┌──

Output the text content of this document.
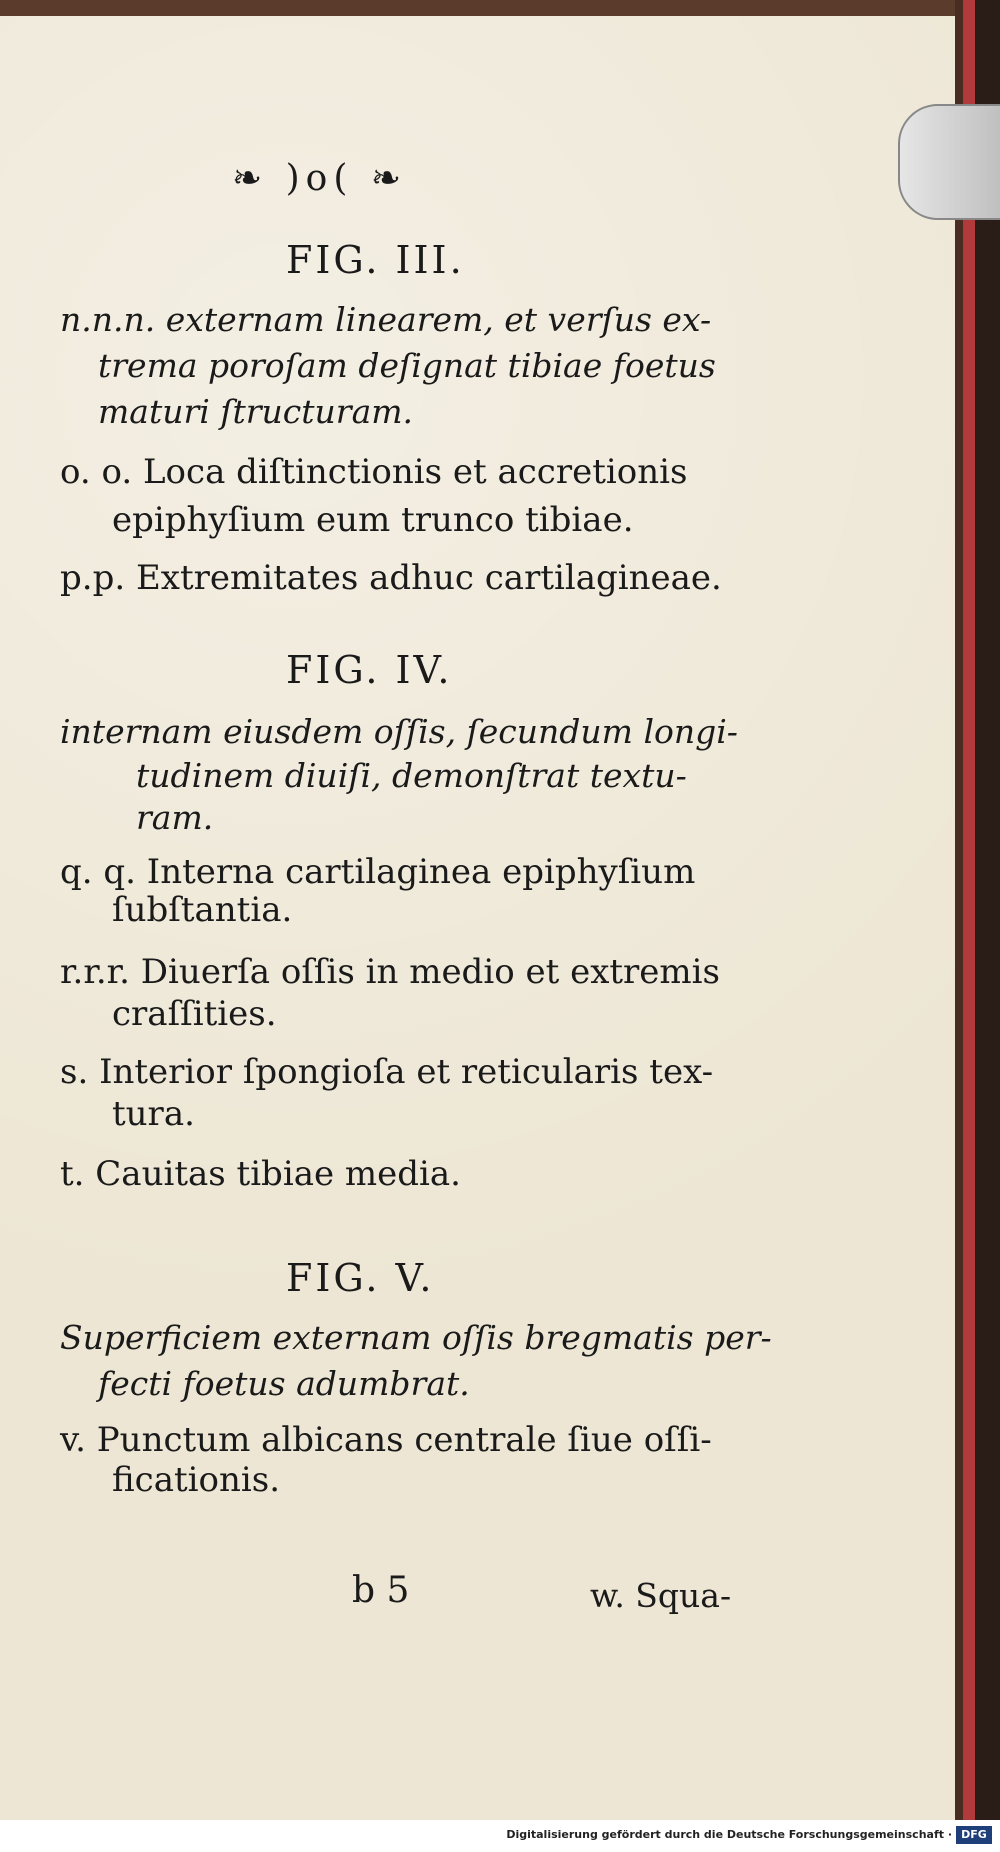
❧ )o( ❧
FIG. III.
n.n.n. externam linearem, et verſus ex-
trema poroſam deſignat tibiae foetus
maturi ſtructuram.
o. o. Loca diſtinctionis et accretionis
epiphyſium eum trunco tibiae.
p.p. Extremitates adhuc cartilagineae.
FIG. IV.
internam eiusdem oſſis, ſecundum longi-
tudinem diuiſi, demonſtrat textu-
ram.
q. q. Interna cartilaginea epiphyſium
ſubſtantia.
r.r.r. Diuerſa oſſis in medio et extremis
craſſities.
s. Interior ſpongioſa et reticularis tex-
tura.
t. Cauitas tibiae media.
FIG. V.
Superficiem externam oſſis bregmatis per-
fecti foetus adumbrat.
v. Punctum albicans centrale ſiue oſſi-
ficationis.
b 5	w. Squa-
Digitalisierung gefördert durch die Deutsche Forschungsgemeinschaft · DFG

└──
┌──

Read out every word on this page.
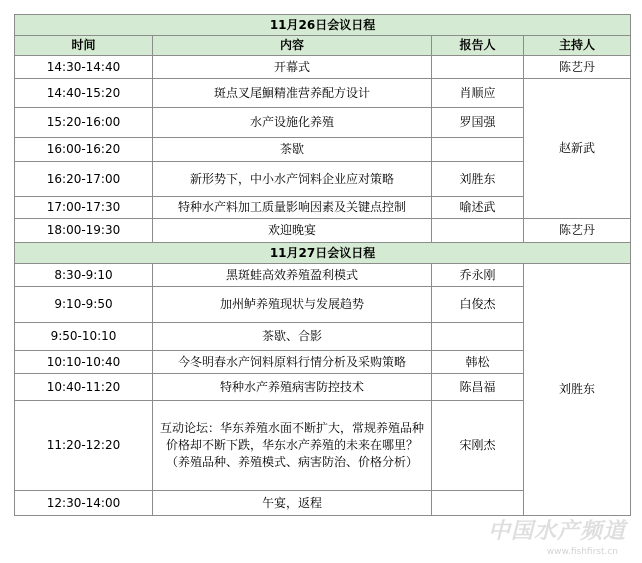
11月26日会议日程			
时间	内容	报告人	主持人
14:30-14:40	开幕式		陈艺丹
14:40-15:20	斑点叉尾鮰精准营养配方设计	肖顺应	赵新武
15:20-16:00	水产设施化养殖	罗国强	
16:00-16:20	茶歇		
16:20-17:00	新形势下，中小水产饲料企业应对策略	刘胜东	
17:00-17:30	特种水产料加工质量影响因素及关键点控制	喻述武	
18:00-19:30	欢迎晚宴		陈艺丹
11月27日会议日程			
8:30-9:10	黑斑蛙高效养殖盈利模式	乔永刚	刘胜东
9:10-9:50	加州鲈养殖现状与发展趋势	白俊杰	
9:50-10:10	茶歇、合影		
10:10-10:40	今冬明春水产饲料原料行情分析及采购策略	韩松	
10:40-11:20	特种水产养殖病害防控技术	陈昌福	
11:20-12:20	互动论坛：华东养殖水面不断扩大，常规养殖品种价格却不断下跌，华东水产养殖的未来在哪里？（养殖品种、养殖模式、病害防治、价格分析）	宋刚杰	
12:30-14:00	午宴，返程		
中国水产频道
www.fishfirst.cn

└──

- WHAT YOU SHOULD DO
Scan the records above for the string "epiphyſium", then report every line that contains it.

- SOLUTION TO THIS TASK
epiphyſium eum trunco tibiae.
q. q. Interna cartilaginea epiphyſium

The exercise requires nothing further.